◆ **BRIEF**: Number the lines of the listing below, from the first line down to and including the line that contains "map-title: Median monthly", and leave out any blank lines.

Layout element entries
◆ ◆ ◆ ◆ ◆ ◆ ◆

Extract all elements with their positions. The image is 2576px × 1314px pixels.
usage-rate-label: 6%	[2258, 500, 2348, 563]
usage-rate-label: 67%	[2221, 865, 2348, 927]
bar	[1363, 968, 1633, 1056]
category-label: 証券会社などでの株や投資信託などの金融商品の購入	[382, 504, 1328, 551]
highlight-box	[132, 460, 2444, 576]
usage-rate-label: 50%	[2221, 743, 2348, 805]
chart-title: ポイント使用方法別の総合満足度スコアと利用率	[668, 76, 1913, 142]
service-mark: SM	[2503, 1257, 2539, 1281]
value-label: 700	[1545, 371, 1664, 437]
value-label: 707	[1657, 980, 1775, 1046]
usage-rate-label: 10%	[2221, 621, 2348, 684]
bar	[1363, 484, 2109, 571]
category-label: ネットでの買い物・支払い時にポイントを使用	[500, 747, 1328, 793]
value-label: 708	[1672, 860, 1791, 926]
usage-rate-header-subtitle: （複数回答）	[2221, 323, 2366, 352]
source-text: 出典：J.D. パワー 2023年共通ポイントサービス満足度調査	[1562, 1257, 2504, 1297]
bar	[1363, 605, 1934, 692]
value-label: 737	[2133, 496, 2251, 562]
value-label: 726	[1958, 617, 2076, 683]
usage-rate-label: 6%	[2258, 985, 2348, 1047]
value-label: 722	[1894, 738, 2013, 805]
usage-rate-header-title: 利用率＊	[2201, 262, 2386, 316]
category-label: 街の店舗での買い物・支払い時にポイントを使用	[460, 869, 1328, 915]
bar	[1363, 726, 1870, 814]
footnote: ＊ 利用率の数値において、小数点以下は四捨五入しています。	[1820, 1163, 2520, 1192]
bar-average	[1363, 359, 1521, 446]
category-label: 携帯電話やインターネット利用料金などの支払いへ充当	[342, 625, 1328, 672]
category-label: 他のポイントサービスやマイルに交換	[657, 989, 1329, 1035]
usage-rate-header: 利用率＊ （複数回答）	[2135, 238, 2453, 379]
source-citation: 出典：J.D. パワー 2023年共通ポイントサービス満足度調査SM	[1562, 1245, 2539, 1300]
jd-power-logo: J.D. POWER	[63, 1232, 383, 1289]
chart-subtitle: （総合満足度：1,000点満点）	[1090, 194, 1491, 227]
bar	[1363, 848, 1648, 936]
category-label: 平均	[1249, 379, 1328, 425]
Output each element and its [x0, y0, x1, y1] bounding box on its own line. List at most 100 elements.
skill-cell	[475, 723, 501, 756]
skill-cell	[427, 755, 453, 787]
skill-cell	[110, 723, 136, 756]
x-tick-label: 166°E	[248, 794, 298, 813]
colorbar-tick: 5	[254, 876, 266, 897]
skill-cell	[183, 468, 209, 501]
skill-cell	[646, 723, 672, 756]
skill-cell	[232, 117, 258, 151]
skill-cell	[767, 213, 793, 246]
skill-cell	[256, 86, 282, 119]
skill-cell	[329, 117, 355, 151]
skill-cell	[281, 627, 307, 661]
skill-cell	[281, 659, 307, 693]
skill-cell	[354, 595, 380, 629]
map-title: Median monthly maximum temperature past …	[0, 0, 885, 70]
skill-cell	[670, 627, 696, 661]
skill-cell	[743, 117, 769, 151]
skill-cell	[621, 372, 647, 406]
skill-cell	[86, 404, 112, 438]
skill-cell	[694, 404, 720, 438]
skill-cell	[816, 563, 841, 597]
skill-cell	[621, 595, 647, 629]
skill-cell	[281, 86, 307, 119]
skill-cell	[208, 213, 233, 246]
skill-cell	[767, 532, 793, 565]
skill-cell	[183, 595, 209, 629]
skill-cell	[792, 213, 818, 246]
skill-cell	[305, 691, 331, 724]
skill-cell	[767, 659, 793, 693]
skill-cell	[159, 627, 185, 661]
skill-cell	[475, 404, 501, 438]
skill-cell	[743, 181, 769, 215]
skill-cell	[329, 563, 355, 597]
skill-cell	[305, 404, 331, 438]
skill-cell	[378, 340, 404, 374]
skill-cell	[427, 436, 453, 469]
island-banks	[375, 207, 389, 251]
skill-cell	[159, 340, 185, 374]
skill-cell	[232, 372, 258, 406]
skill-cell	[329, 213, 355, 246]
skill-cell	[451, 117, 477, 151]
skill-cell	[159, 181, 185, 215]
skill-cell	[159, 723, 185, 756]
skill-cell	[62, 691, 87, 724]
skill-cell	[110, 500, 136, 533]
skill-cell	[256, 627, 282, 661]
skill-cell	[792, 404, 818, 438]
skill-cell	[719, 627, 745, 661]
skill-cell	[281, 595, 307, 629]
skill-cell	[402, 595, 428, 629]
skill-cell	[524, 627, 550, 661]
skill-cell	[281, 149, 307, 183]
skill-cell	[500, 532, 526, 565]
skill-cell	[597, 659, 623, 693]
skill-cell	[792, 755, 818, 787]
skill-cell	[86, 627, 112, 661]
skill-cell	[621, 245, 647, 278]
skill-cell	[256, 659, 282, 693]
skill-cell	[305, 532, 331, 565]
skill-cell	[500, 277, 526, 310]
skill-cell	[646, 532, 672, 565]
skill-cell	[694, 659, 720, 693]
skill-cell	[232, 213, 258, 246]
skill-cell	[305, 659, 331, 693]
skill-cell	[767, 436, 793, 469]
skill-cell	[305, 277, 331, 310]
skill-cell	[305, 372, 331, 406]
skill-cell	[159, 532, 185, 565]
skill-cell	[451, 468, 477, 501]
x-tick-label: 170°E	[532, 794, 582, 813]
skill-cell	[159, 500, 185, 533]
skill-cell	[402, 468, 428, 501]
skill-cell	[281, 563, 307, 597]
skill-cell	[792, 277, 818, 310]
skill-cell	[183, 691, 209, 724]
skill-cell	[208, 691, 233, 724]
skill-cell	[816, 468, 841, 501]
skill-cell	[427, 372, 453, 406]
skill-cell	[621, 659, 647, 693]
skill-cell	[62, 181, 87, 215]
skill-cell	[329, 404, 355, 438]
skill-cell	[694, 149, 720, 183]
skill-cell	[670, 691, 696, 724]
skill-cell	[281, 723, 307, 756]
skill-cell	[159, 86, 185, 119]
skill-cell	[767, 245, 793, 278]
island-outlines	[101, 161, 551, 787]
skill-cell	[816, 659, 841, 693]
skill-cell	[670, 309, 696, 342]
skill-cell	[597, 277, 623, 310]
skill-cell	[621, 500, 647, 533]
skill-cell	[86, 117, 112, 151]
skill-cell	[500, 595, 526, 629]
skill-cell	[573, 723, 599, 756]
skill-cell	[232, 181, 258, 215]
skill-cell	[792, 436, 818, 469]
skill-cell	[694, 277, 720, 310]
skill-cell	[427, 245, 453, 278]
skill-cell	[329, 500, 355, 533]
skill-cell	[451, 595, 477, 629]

◆ ◆ ◆ ◆ ◆ ◆ ◆

◆ **REPLY TO THE EXERCISE**:
1. Extract all elements with their positions. The image is 2576px × 1314px pixels.
2. usage-rate-label: 6%	[2258, 500, 2348, 563]
3. usage-rate-label: 67%	[2221, 865, 2348, 927]
4. bar	[1363, 968, 1633, 1056]
5. category-label: 証券会社などでの株や投資信託などの金融商品の購入	[382, 504, 1328, 551]
6. highlight-box	[132, 460, 2444, 576]
7. usage-rate-label: 50%	[2221, 743, 2348, 805]
8. chart-title: ポイント使用方法別の総合満足度スコアと利用率	[668, 76, 1913, 142]
9. service-mark: SM	[2503, 1257, 2539, 1281]
10. value-label: 700	[1545, 371, 1664, 437]
11. value-label: 707	[1657, 980, 1775, 1046]
12. usage-rate-label: 10%	[2221, 621, 2348, 684]
13. bar	[1363, 484, 2109, 571]
14. category-label: ネットでの買い物・支払い時にポイントを使用	[500, 747, 1328, 793]
15. value-label: 708	[1672, 860, 1791, 926]
16. usage-rate-header-subtitle: （複数回答）	[2221, 323, 2366, 352]
17. source-text: 出典：J.D. パワー 2023年共通ポイントサービス満足度調査	[1562, 1257, 2504, 1297]
18. bar	[1363, 605, 1934, 692]
19. value-label: 737	[2133, 496, 2251, 562]
20. value-label: 726	[1958, 617, 2076, 683]
21. usage-rate-label: 6%	[2258, 985, 2348, 1047]
22. value-label: 722	[1894, 738, 2013, 805]
23. usage-rate-header-title: 利用率＊	[2201, 262, 2386, 316]
24. category-label: 街の店舗での買い物・支払い時にポイントを使用	[460, 869, 1328, 915]
25. bar	[1363, 726, 1870, 814]
26. footnote: ＊ 利用率の数値において、小数点以下は四捨五入しています。	[1820, 1163, 2520, 1192]
27. bar-average	[1363, 359, 1521, 446]
28. category-label: 携帯電話やインターネット利用料金などの支払いへ充当	[342, 625, 1328, 672]
29. category-label: 他のポイントサービスやマイルに交換	[657, 989, 1329, 1035]
30. usage-rate-header: 利用率＊ （複数回答）	[2135, 238, 2453, 379]
31. source-citation: 出典：J.D. パワー 2023年共通ポイントサービス満足度調査SM	[1562, 1245, 2539, 1300]
32. jd-power-logo: J.D. POWER	[63, 1232, 383, 1289]
33. chart-subtitle: （総合満足度：1,000点満点）	[1090, 194, 1491, 227]
34. bar	[1363, 848, 1648, 936]
35. category-label: 平均	[1249, 379, 1328, 425]
36. Output each element and its [x0, y0, x1, y1] bounding box on its own line. List at most 100 elements.
37. skill-cell	[475, 723, 501, 756]
38. skill-cell	[427, 755, 453, 787]
39. skill-cell	[110, 723, 136, 756]
40. x-tick-label: 166°E	[248, 794, 298, 813]
41. colorbar-tick: 5	[254, 876, 266, 897]
42. skill-cell	[183, 468, 209, 501]
43. skill-cell	[646, 723, 672, 756]
44. skill-cell	[232, 117, 258, 151]
45. skill-cell	[767, 213, 793, 246]
46. skill-cell	[256, 86, 282, 119]
47. skill-cell	[329, 117, 355, 151]
48. skill-cell	[281, 627, 307, 661]
49. skill-cell	[281, 659, 307, 693]
50. skill-cell	[354, 595, 380, 629]
51. map-title: Median monthly maximum temperature past …	[0, 0, 885, 70]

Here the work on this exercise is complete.